> _Goal_
Please give the entries again in full and exactly, without any picture.

==== Recorded data ====

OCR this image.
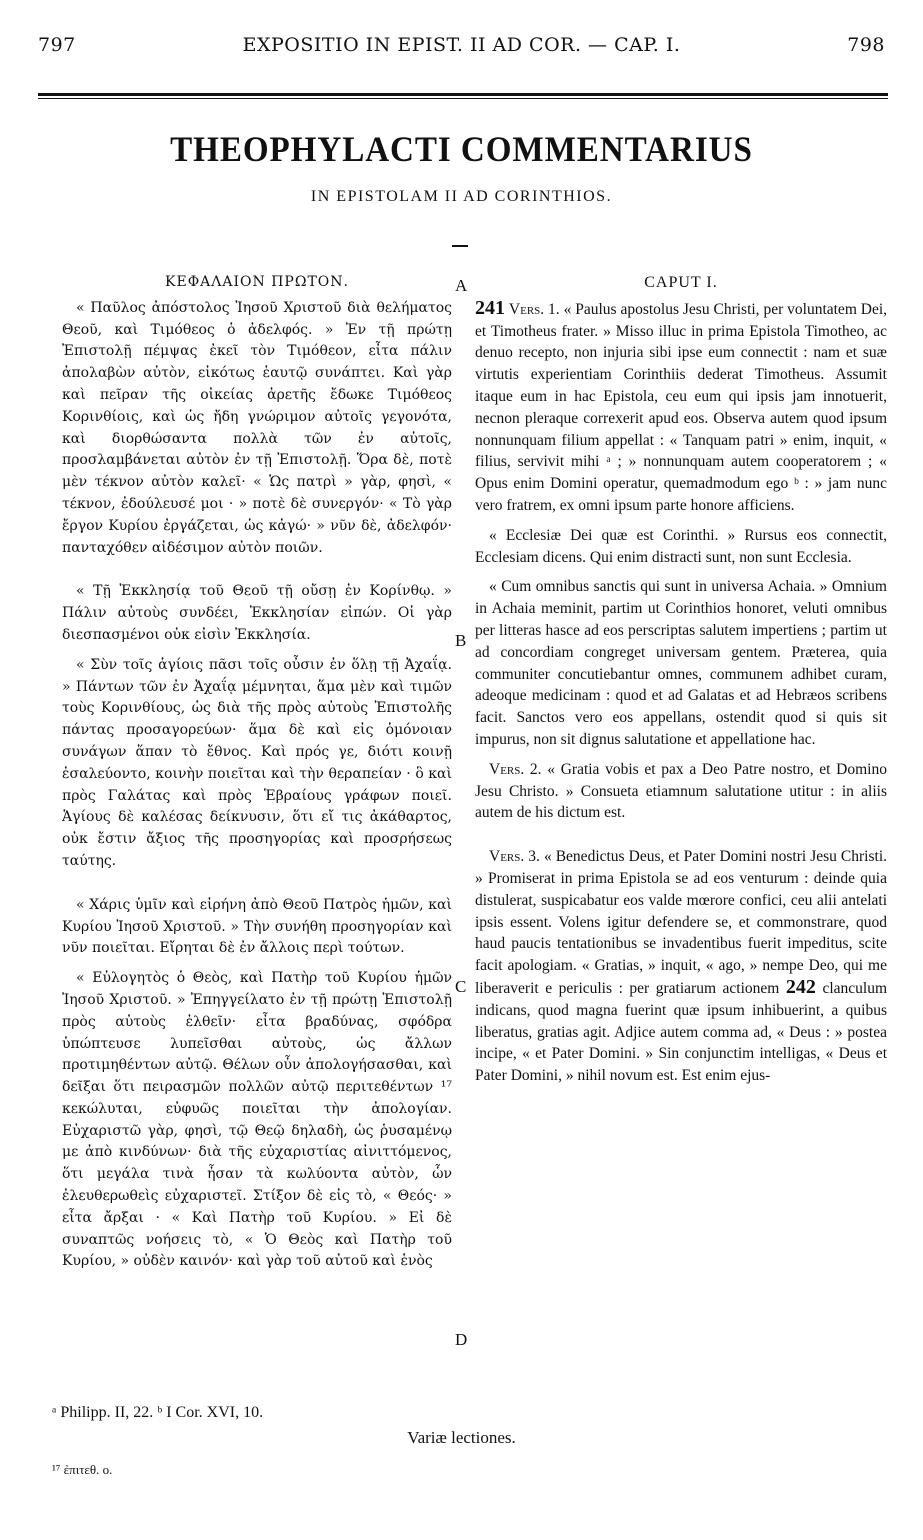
797	EXPOSITIO IN EPIST. II AD COR. — CAP. I.	798
THEOPHYLACTI COMMENTARIUS
IN EPISTOLAM II AD CORINTHIOS.
A
B
C
D
ΚΕΦΑΛΑΙΟΝ ΠΡΩΤΟΝ.

« Παῦλος ἀπόστολος Ἰησοῦ Χριστοῦ διὰ θελήματος Θεοῦ, καὶ Τιμόθεος ὁ ἀδελφός. » Ἐν τῇ πρώτῃ Ἐπιστολῇ πέμψας ἐκεῖ τὸν Τιμόθεον, εἶτα πάλιν ἀπολαβὼν αὐτὸν, εἰκότως ἑαυτῷ συνάπτει. Καὶ γὰρ καὶ πεῖραν τῆς οἰκείας ἀρετῆς ἔδωκε Τιμόθεος Κορινθίοις, καὶ ὡς ἤδη γνώριμον αὐτοῖς γεγονότα, καὶ διορθώσαντα πολλὰ τῶν ἐν αὐτοῖς, προσλαμβάνεται αὐτὸν ἐν τῇ Ἐπιστολῇ. Ὅρα δὲ, ποτὲ μὲν τέκνον αὐτὸν καλεῖ· « Ὡς πατρὶ » γὰρ, φησὶ, « τέκνον, ἐδούλευσέ μοι · » ποτὲ δὲ συνεργόν· « Τὸ γὰρ ἔργον Κυρίου ἐργάζεται, ὡς κἀγώ· » νῦν δὲ, ἀδελφόν· πανταχόθεν αἰδέσιμον αὐτὸν ποιῶν.

« Τῇ Ἐκκλησίᾳ τοῦ Θεοῦ τῇ οὔσῃ ἐν Κορίνθῳ. » Πάλιν αὐτοὺς συνδέει, Ἐκκλησίαν εἰπών. Οἱ γὰρ διεσπασμένοι οὐκ εἰσὶν Ἐκκλησία.

« Σὺν τοῖς ἁγίοις πᾶσι τοῖς οὖσιν ἐν ὅλῃ τῇ Ἀχαΐᾳ. » Πάντων τῶν ἐν Ἀχαΐᾳ μέμνηται, ἅμα μὲν καὶ τιμῶν τοὺς Κορινθίους, ὡς διὰ τῆς πρὸς αὐτοὺς Ἐπιστολῆς πάντας προσαγορεύων· ἅμα δὲ καὶ εἰς ὁμόνοιαν συνάγων ἅπαν τὸ ἔθνος. Καὶ πρός γε, διότι κοινῇ ἐσαλεύοντο, κοινὴν ποιεῖται καὶ τὴν θεραπείαν · ὃ καὶ πρὸς Γαλάτας καὶ πρὸς Ἑβραίους γράφων ποιεῖ. Ἁγίους δὲ καλέσας δείκνυσιν, ὅτι εἴ τις ἀκάθαρτος, οὐκ ἔστιν ἄξιος τῆς προσηγορίας καὶ προσρήσεως ταύτης.

« Χάρις ὑμῖν καὶ εἰρήνη ἀπὸ Θεοῦ Πατρὸς ἡμῶν, καὶ Κυρίου Ἰησοῦ Χριστοῦ. » Τὴν συνήθη προσηγορίαν καὶ νῦν ποιεῖται. Εἴρηται δὲ ἐν ἄλλοις περὶ τούτων.

« Εὐλογητὸς ὁ Θεὸς, καὶ Πατὴρ τοῦ Κυρίου ἡμῶν Ἰησοῦ Χριστοῦ. » Ἐπηγγείλατο ἐν τῇ πρώτῃ Ἐπιστολῇ πρὸς αὐτοὺς ἐλθεῖν· εἶτα βραδύνας, σφόδρα ὑπώπτευσε λυπεῖσθαι αὐτοὺς, ὡς ἄλλων προτιμηθέντων αὐτῷ. Θέλων οὖν ἀπολογήσασθαι, καὶ δεῖξαι ὅτι πειρασμῶν πολλῶν αὐτῷ περιτεθέντων ¹⁷ κεκώλυται, εὐφυῶς ποιεῖται τὴν ἀπολογίαν. Εὐχαριστῶ γὰρ, φησὶ, τῷ Θεῷ δηλαδὴ, ὡς ῥυσαμένῳ με ἀπὸ κινδύνων· διὰ τῆς εὐχαριστίας αἰνιττόμενος, ὅτι μεγάλα τινὰ ἦσαν τὰ κωλύοντα αὐτὸν, ὧν ἐλευθερωθεὶς εὐχαριστεῖ. Στίξον δὲ εἰς τὸ, « Θεός· » εἶτα ἄρξαι · « Καὶ Πατὴρ τοῦ Κυρίου. » Εἰ δὲ συναπτῶς νοήσεις τὸ, « Ὁ Θεὸς καὶ Πατὴρ τοῦ Κυρίου, » οὐδὲν καινόν· καὶ γὰρ τοῦ αὐτοῦ καὶ ἑνὸς

CAPUT I.

241 Vers. 1. « Paulus apostolus Jesu Christi, per voluntatem Dei, et Timotheus frater. » Misso illuc in prima Epistola Timotheo, ac denuo recepto, non injuria sibi ipse eum connectit : nam et suæ virtutis experientiam Corinthiis dederat Timotheus. Assumit itaque eum in hac Epistola, ceu eum qui ipsis jam innotuerit, necnon pleraque correxerit apud eos. Observa autem quod ipsum nonnunquam filium appellat : « Tanquam patri » enim, inquit, « filius, servivit mihi ᵃ ; » nonnunquam autem cooperatorem ; « Opus enim Domini operatur, quemadmodum ego ᵇ : » jam nunc vero fratrem, ex omni ipsum parte honore afficiens.

« Ecclesiæ Dei quæ est Corinthi. » Rursus eos connectit, Ecclesiam dicens. Qui enim distracti sunt, non sunt Ecclesia.

« Cum omnibus sanctis qui sunt in universa Achaia. » Omnium in Achaia meminit, partim ut Corinthios honoret, veluti omnibus per litteras hasce ad eos perscriptas salutem impertiens ; partim ut ad concordiam congreget universam gentem. Præterea, quia communiter concutiebantur omnes, communem adhibet curam, adeoque medicinam : quod et ad Galatas et ad Hebræos scribens facit. Sanctos vero eos appellans, ostendit quod si quis sit impurus, non sit dignus salutatione et appellatione hac.

Vers. 2. « Gratia vobis et pax a Deo Patre nostro, et Domino Jesu Christo. » Consueta etiamnum salutatione utitur : in aliis autem de his dictum est.

Vers. 3. « Benedictus Deus, et Pater Domini nostri Jesu Christi. » Promiserat in prima Epistola se ad eos venturum : deinde quia distulerat, suspicabatur eos valde mœrore confici, ceu alii antelati ipsis essent. Volens igitur defendere se, et commonstrare, quod haud paucis tentationibus se invadentibus fuerit impeditus, scite facit apologiam. « Gratias, » inquit, « ago, » nempe Deo, qui me liberaverit e periculis : per gratiarum actionem 242 clanculum indicans, quod magna fuerint quæ ipsum inhibuerint, a quibus liberatus, gratias agit. Adjice autem comma ad, « Deus : » postea incipe, « et Pater Domini. » Sin conjunctim intelligas, « Deus et Pater Domini, » nihil novum est. Est enim ejus-

ᵃ Philipp. II, 22. ᵇ I Cor. XVI, 10.
Variæ lectiones.
¹⁷ ἐπιτεθ. ο.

====

> _Exercise response_
OCR this image.
797	EXPOSITIO IN EPIST. II AD COR. — CAP. I.	798
THEOPHYLACTI COMMENTARIUS
IN EPISTOLAM II AD CORINTHIOS.
A
B
C
D
ΚΕΦΑΛΑΙΟΝ ΠΡΩΤΟΝ.

« Παῦλος ἀπόστολος Ἰησοῦ Χριστοῦ διὰ θελήματος Θεοῦ, καὶ Τιμόθεος ὁ ἀδελφός. » Ἐν τῇ πρώτῃ Ἐπιστολῇ πέμψας ἐκεῖ τὸν Τιμόθεον, εἶτα πάλιν ἀπολαβὼν αὐτὸν, εἰκότως ἑαυτῷ συνάπτει. Καὶ γὰρ καὶ πεῖραν τῆς οἰκείας ἀρετῆς ἔδωκε Τιμόθεος Κορινθίοις, καὶ ὡς ἤδη γνώριμον αὐτοῖς γεγονότα, καὶ διορθώσαντα πολλὰ τῶν ἐν αὐτοῖς, προσλαμβάνεται αὐτὸν ἐν τῇ Ἐπιστολῇ. Ὅρα δὲ, ποτὲ μὲν τέκνον αὐτὸν καλεῖ· « Ὡς πατρὶ » γὰρ, φησὶ, « τέκνον, ἐδούλευσέ μοι · » ποτὲ δὲ συνεργόν· « Τὸ γὰρ ἔργον Κυρίου ἐργάζεται, ὡς κἀγώ· » νῦν δὲ, ἀδελφόν· πανταχόθεν αἰδέσιμον αὐτὸν ποιῶν.

« Τῇ Ἐκκλησίᾳ τοῦ Θεοῦ τῇ οὔσῃ ἐν Κορίνθῳ. » Πάλιν αὐτοὺς συνδέει, Ἐκκλησίαν εἰπών. Οἱ γὰρ διεσπασμένοι οὐκ εἰσὶν Ἐκκλησία.

« Σὺν τοῖς ἁγίοις πᾶσι τοῖς οὖσιν ἐν ὅλῃ τῇ Ἀχαΐᾳ. » Πάντων τῶν ἐν Ἀχαΐᾳ μέμνηται, ἅμα μὲν καὶ τιμῶν τοὺς Κορινθίους, ὡς διὰ τῆς πρὸς αὐτοὺς Ἐπιστολῆς πάντας προσαγορεύων· ἅμα δὲ καὶ εἰς ὁμόνοιαν συνάγων ἅπαν τὸ ἔθνος. Καὶ πρός γε, διότι κοινῇ ἐσαλεύοντο, κοινὴν ποιεῖται καὶ τὴν θεραπείαν · ὃ καὶ πρὸς Γαλάτας καὶ πρὸς Ἑβραίους γράφων ποιεῖ. Ἁγίους δὲ καλέσας δείκνυσιν, ὅτι εἴ τις ἀκάθαρτος, οὐκ ἔστιν ἄξιος τῆς προσηγορίας καὶ προσρήσεως ταύτης.

« Χάρις ὑμῖν καὶ εἰρήνη ἀπὸ Θεοῦ Πατρὸς ἡμῶν, καὶ Κυρίου Ἰησοῦ Χριστοῦ. » Τὴν συνήθη προσηγορίαν καὶ νῦν ποιεῖται. Εἴρηται δὲ ἐν ἄλλοις περὶ τούτων.

« Εὐλογητὸς ὁ Θεὸς, καὶ Πατὴρ τοῦ Κυρίου ἡμῶν Ἰησοῦ Χριστοῦ. » Ἐπηγγείλατο ἐν τῇ πρώτῃ Ἐπιστολῇ πρὸς αὐτοὺς ἐλθεῖν· εἶτα βραδύνας, σφόδρα ὑπώπτευσε λυπεῖσθαι αὐτοὺς, ὡς ἄλλων προτιμηθέντων αὐτῷ. Θέλων οὖν ἀπολογήσασθαι, καὶ δεῖξαι ὅτι πειρασμῶν πολλῶν αὐτῷ περιτεθέντων ¹⁷ κεκώλυται, εὐφυῶς ποιεῖται τὴν ἀπολογίαν. Εὐχαριστῶ γὰρ, φησὶ, τῷ Θεῷ δηλαδὴ, ὡς ῥυσαμένῳ με ἀπὸ κινδύνων· διὰ τῆς εὐχαριστίας αἰνιττόμενος, ὅτι μεγάλα τινὰ ἦσαν τὰ κωλύοντα αὐτὸν, ὧν ἐλευθερωθεὶς εὐχαριστεῖ. Στίξον δὲ εἰς τὸ, « Θεός· » εἶτα ἄρξαι · « Καὶ Πατὴρ τοῦ Κυρίου. » Εἰ δὲ συναπτῶς νοήσεις τὸ, « Ὁ Θεὸς καὶ Πατὴρ τοῦ Κυρίου, » οὐδὲν καινόν· καὶ γὰρ τοῦ αὐτοῦ καὶ ἑνὸς

CAPUT I.

241 Vers. 1. « Paulus apostolus Jesu Christi, per voluntatem Dei, et Timotheus frater. » Misso illuc in prima Epistola Timotheo, ac denuo recepto, non injuria sibi ipse eum connectit : nam et suæ virtutis experientiam Corinthiis dederat Timotheus. Assumit itaque eum in hac Epistola, ceu eum qui ipsis jam innotuerit, necnon pleraque correxerit apud eos. Observa autem quod ipsum nonnunquam filium appellat : « Tanquam patri » enim, inquit, « filius, servivit mihi ᵃ ; » nonnunquam autem cooperatorem ; « Opus enim Domini operatur, quemadmodum ego ᵇ : » jam nunc vero fratrem, ex omni ipsum parte honore afficiens.

« Ecclesiæ Dei quæ est Corinthi. » Rursus eos connectit, Ecclesiam dicens. Qui enim distracti sunt, non sunt Ecclesia.

« Cum omnibus sanctis qui sunt in universa Achaia. » Omnium in Achaia meminit, partim ut Corinthios honoret, veluti omnibus per litteras hasce ad eos perscriptas salutem impertiens ; partim ut ad concordiam congreget universam gentem. Præterea, quia communiter concutiebantur omnes, communem adhibet curam, adeoque medicinam : quod et ad Galatas et ad Hebræos scribens facit. Sanctos vero eos appellans, ostendit quod si quis sit impurus, non sit dignus salutatione et appellatione hac.

Vers. 2. « Gratia vobis et pax a Deo Patre nostro, et Domino Jesu Christo. » Consueta etiamnum salutatione utitur : in aliis autem de his dictum est.

Vers. 3. « Benedictus Deus, et Pater Domini nostri Jesu Christi. » Promiserat in prima Epistola se ad eos venturum : deinde quia distulerat, suspicabatur eos valde mœrore confici, ceu alii antelati ipsis essent. Volens igitur defendere se, et commonstrare, quod haud paucis tentationibus se invadentibus fuerit impeditus, scite facit apologiam. « Gratias, » inquit, « ago, » nempe Deo, qui me liberaverit e periculis : per gratiarum actionem 242 clanculum indicans, quod magna fuerint quæ ipsum inhibuerint, a quibus liberatus, gratias agit. Adjice autem comma ad, « Deus : » postea incipe, « et Pater Domini. » Sin conjunctim intelligas, « Deus et Pater Domini, » nihil novum est. Est enim ejus-

ᵃ Philipp. II, 22. ᵇ I Cor. XVI, 10.
Variæ lectiones.
¹⁷ ἐπιτεθ. ο.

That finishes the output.